>> START DATA SUPPLIED
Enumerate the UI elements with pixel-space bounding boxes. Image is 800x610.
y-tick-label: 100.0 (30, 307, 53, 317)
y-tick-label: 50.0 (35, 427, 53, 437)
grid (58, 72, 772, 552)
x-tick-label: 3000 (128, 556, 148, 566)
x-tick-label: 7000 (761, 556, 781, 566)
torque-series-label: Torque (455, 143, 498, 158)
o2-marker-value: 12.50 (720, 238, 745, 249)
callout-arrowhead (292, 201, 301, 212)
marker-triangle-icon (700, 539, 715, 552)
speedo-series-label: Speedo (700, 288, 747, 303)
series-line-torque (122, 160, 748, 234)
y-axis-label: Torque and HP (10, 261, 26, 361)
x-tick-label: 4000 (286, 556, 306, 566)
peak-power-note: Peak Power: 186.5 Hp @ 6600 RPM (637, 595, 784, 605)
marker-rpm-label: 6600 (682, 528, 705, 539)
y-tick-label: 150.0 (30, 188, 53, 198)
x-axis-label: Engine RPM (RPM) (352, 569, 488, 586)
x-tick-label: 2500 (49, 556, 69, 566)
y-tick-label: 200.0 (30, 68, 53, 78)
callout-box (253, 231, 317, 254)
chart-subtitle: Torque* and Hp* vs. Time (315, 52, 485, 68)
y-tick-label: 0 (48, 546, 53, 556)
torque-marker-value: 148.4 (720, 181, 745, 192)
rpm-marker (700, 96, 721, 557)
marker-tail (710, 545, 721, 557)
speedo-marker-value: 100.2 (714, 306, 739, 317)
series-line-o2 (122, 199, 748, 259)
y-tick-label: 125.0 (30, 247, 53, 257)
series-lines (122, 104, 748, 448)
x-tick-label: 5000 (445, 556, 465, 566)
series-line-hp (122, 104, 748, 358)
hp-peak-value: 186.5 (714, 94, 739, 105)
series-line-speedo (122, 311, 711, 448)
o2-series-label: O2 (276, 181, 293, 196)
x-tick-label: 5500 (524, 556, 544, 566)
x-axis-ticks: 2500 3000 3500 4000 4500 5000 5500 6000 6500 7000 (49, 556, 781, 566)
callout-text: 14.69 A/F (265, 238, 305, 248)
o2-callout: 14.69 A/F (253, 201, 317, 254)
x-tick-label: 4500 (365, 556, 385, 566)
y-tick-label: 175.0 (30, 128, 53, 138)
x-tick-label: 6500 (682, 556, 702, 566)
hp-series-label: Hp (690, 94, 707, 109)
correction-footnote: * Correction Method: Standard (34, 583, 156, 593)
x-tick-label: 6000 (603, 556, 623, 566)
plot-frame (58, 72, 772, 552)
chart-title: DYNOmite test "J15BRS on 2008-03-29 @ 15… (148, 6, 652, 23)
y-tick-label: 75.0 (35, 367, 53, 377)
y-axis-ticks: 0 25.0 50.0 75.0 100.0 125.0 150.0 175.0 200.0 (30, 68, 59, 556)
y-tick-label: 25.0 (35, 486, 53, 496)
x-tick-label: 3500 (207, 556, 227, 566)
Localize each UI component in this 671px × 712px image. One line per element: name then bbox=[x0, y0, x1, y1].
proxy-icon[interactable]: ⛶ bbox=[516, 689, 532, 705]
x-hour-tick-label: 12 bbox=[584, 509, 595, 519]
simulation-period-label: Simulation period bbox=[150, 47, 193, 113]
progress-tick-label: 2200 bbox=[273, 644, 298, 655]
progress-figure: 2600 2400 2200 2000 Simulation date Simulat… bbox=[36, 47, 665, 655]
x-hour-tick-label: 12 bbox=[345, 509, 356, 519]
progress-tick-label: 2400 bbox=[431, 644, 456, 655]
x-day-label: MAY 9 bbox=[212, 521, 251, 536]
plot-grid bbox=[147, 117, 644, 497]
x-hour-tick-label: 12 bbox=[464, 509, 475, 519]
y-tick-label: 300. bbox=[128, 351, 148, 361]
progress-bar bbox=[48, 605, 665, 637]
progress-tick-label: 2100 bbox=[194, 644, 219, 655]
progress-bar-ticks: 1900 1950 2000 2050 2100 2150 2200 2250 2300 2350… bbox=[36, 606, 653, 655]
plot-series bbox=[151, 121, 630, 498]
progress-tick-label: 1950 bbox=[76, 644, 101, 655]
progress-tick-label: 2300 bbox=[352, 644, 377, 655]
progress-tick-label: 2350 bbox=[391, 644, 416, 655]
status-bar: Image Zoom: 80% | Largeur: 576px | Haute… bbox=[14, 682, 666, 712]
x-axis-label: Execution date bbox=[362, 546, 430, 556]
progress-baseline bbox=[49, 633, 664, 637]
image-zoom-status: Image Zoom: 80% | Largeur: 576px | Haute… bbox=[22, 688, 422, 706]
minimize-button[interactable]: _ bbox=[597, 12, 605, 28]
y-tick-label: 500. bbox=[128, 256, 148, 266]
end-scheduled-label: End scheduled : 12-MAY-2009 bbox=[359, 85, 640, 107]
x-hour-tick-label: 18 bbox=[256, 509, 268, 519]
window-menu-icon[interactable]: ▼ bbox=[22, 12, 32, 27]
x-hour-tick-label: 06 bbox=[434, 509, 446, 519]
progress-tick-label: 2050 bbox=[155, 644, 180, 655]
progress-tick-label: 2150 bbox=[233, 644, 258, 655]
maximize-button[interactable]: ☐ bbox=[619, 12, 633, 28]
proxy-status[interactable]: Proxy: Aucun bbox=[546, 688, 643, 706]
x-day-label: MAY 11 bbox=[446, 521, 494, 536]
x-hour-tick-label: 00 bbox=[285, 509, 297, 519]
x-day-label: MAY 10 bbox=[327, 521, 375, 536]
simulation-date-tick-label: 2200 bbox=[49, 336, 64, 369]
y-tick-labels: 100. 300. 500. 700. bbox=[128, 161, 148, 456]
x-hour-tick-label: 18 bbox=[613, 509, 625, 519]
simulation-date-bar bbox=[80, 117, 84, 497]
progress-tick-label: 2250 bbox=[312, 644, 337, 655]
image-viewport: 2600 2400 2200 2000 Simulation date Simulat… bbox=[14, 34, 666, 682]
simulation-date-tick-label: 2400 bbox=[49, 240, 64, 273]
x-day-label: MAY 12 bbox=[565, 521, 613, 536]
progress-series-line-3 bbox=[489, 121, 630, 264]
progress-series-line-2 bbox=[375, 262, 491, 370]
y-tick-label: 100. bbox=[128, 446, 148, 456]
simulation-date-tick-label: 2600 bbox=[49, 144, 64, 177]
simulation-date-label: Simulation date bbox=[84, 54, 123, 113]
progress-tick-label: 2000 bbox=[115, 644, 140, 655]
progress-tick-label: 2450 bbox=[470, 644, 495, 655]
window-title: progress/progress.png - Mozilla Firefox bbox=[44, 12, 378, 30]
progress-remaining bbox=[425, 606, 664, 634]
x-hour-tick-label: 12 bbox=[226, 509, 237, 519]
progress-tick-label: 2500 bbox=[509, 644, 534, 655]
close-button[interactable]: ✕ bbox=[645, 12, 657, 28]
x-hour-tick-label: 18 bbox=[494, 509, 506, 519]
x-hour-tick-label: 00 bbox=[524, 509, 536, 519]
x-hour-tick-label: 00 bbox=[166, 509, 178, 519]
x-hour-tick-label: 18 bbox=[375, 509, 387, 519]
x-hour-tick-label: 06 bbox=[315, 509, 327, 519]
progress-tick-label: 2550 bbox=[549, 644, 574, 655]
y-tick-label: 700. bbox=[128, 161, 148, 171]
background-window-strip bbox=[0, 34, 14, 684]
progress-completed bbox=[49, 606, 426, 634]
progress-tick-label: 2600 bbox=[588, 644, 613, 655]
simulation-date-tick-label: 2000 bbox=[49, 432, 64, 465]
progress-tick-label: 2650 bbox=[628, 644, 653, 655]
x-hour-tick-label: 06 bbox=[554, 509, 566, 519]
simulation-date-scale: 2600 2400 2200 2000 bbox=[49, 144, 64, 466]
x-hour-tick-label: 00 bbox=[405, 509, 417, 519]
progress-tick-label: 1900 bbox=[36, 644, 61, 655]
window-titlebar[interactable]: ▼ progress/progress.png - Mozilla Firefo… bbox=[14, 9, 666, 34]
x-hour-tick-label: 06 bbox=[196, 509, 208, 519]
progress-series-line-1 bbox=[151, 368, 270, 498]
>> END DATA SUPPLIED
#### [YOUR TASK]
Copy the data character for character from its first line through the line containing "x-tick-label: 3000 (128, 556, 148, 566)", including both of those lines.

#### [SOLUTION]
Enumerate the UI elements with pixel-space bounding boxes. Image is 800x610.
y-tick-label: 100.0 (30, 307, 53, 317)
y-tick-label: 50.0 (35, 427, 53, 437)
grid (58, 72, 772, 552)
x-tick-label: 3000 (128, 556, 148, 566)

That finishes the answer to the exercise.